__Entries with figure data__
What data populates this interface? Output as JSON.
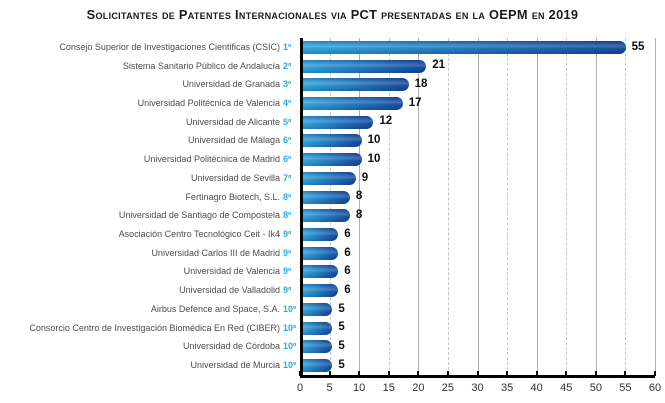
{
  "title": "Solicitantes de Patentes Internacionales via PCT presentadas en la OEPM en 2019",
  "chart_data": {
    "type": "bar",
    "orientation": "horizontal",
    "title": "Solicitantes de Patentes Internacionales via PCT presentadas en la OEPM en 2019",
    "xlabel": "",
    "ylabel": "",
    "xlim": [
      0,
      60
    ],
    "x_ticks": [
      0,
      5,
      10,
      15,
      20,
      25,
      30,
      35,
      40,
      45,
      50,
      55,
      60
    ],
    "grid": "vertical, solid every 10, dashed every 5",
    "legend": "none",
    "entries": [
      {
        "rank": "1º",
        "label": "Consejo Superior de Investigaciones Cientificas (CSIC)",
        "value": 55
      },
      {
        "rank": "2º",
        "label": "Sistema Sanitario Público de Andalucía",
        "value": 21
      },
      {
        "rank": "3º",
        "label": "Universidad de Granada",
        "value": 18
      },
      {
        "rank": "4º",
        "label": "Universidad Politécnica de Valencia",
        "value": 17
      },
      {
        "rank": "5º",
        "label": "Universidad de Alicante",
        "value": 12
      },
      {
        "rank": "6º",
        "label": "Universidad de Málaga",
        "value": 10
      },
      {
        "rank": "6º",
        "label": "Universidad Politécnica de Madrid",
        "value": 10
      },
      {
        "rank": "7º",
        "label": "Universidad de Sevilla",
        "value": 9
      },
      {
        "rank": "8º",
        "label": "Fertinagro Biotech, S.L.",
        "value": 8
      },
      {
        "rank": "8º",
        "label": "Universidad de Santiago de Compostela",
        "value": 8
      },
      {
        "rank": "9º",
        "label": "Asociación Centro Tecnológico Ceit - Ik4",
        "value": 6
      },
      {
        "rank": "9º",
        "label": "Universidad Carlos III de Madrid",
        "value": 6
      },
      {
        "rank": "9º",
        "label": "Universidad de Valencia",
        "value": 6
      },
      {
        "rank": "9º",
        "label": "Universidad de Valladolid",
        "value": 6
      },
      {
        "rank": "10º",
        "label": "Airbus Defence and Space, S.A.",
        "value": 5
      },
      {
        "rank": "10º",
        "label": "Consorcio Centro de Investigación Biomédica En Red (CIBER)",
        "value": 5
      },
      {
        "rank": "10º",
        "label": "Universidad de Córdoba",
        "value": 5
      },
      {
        "rank": "10º",
        "label": "Universidad de Murcia",
        "value": 5
      }
    ],
    "colors": {
      "bar_gradient_start": "#30A5DF",
      "bar_gradient_end": "#154A9E",
      "rank_text": "#29ABE2",
      "category_text": "#4d4d4d",
      "value_text": "#0d0d0d",
      "grid_solid": "#aeaeae",
      "grid_dashed": "#c6c6c6",
      "axis": "#000000"
    }
  }
}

__Problem description__
Images do not belong in the copy; reproduce all other parts of the records above verbatim.

__Reply to the exercise__
What data populates this interface? Output as JSON.
{
  "title": "Solicitantes de Patentes Internacionales via PCT presentadas en la OEPM en 2019",
  "chart_data": {
    "type": "bar",
    "orientation": "horizontal",
    "title": "Solicitantes de Patentes Internacionales via PCT presentadas en la OEPM en 2019",
    "xlabel": "",
    "ylabel": "",
    "xlim": [
      0,
      60
    ],
    "x_ticks": [
      0,
      5,
      10,
      15,
      20,
      25,
      30,
      35,
      40,
      45,
      50,
      55,
      60
    ],
    "grid": "vertical, solid every 10, dashed every 5",
    "legend": "none",
    "entries": [
      {
        "rank": "1º",
        "label": "Consejo Superior de Investigaciones Cientificas (CSIC)",
        "value": 55
      },
      {
        "rank": "2º",
        "label": "Sistema Sanitario Público de Andalucía",
        "value": 21
      },
      {
        "rank": "3º",
        "label": "Universidad de Granada",
        "value": 18
      },
      {
        "rank": "4º",
        "label": "Universidad Politécnica de Valencia",
        "value": 17
      },
      {
        "rank": "5º",
        "label": "Universidad de Alicante",
        "value": 12
      },
      {
        "rank": "6º",
        "label": "Universidad de Málaga",
        "value": 10
      },
      {
        "rank": "6º",
        "label": "Universidad Politécnica de Madrid",
        "value": 10
      },
      {
        "rank": "7º",
        "label": "Universidad de Sevilla",
        "value": 9
      },
      {
        "rank": "8º",
        "label": "Fertinagro Biotech, S.L.",
        "value": 8
      },
      {
        "rank": "8º",
        "label": "Universidad de Santiago de Compostela",
        "value": 8
      },
      {
        "rank": "9º",
        "label": "Asociación Centro Tecnológico Ceit - Ik4",
        "value": 6
      },
      {
        "rank": "9º",
        "label": "Universidad Carlos III de Madrid",
        "value": 6
      },
      {
        "rank": "9º",
        "label": "Universidad de Valencia",
        "value": 6
      },
      {
        "rank": "9º",
        "label": "Universidad de Valladolid",
        "value": 6
      },
      {
        "rank": "10º",
        "label": "Airbus Defence and Space, S.A.",
        "value": 5
      },
      {
        "rank": "10º",
        "label": "Consorcio Centro de Investigación Biomédica En Red (CIBER)",
        "value": 5
      },
      {
        "rank": "10º",
        "label": "Universidad de Córdoba",
        "value": 5
      },
      {
        "rank": "10º",
        "label": "Universidad de Murcia",
        "value": 5
      }
    ],
    "colors": {
      "bar_gradient_start": "#30A5DF",
      "bar_gradient_end": "#154A9E",
      "rank_text": "#29ABE2",
      "category_text": "#4d4d4d",
      "value_text": "#0d0d0d",
      "grid_solid": "#aeaeae",
      "grid_dashed": "#c6c6c6",
      "axis": "#000000"
    }
  }
}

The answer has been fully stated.